Of all the lines in the material below, how many include the string "fanining"? Give the number only.

:: DATA FOR THIS TASK ::

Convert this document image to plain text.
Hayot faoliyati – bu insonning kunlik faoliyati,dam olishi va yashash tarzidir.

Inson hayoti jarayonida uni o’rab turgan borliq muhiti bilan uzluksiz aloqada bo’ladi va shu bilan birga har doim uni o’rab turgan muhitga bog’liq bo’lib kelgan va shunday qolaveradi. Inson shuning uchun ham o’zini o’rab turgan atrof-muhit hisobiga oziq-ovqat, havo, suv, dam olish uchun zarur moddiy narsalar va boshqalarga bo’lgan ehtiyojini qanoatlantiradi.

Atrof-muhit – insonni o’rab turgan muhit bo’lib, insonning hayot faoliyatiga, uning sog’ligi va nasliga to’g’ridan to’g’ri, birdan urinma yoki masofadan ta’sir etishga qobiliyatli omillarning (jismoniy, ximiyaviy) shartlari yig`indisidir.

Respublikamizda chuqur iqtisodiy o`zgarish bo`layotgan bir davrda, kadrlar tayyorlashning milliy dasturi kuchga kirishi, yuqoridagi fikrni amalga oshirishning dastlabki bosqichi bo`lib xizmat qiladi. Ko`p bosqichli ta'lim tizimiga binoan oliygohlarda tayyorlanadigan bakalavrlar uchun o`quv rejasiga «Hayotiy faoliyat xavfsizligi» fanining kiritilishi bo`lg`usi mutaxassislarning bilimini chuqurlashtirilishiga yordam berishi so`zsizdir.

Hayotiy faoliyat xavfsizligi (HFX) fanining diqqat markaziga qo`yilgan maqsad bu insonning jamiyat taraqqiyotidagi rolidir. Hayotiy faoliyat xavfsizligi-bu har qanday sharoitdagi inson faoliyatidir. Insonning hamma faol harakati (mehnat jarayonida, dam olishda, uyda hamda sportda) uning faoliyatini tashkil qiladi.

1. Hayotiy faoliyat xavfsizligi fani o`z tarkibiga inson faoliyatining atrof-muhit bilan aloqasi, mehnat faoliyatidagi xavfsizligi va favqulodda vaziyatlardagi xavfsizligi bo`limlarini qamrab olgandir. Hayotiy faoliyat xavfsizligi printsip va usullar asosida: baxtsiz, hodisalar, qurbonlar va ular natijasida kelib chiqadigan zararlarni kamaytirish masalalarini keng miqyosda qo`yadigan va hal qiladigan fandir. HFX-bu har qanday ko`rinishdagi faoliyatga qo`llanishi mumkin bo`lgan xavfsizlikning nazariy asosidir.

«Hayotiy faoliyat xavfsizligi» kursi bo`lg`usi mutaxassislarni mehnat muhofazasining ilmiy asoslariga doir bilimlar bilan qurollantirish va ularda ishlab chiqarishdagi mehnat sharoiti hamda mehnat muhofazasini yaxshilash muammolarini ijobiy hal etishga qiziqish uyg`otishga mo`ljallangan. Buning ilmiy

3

:::

• ANSWER TO THE EXERCISE: 2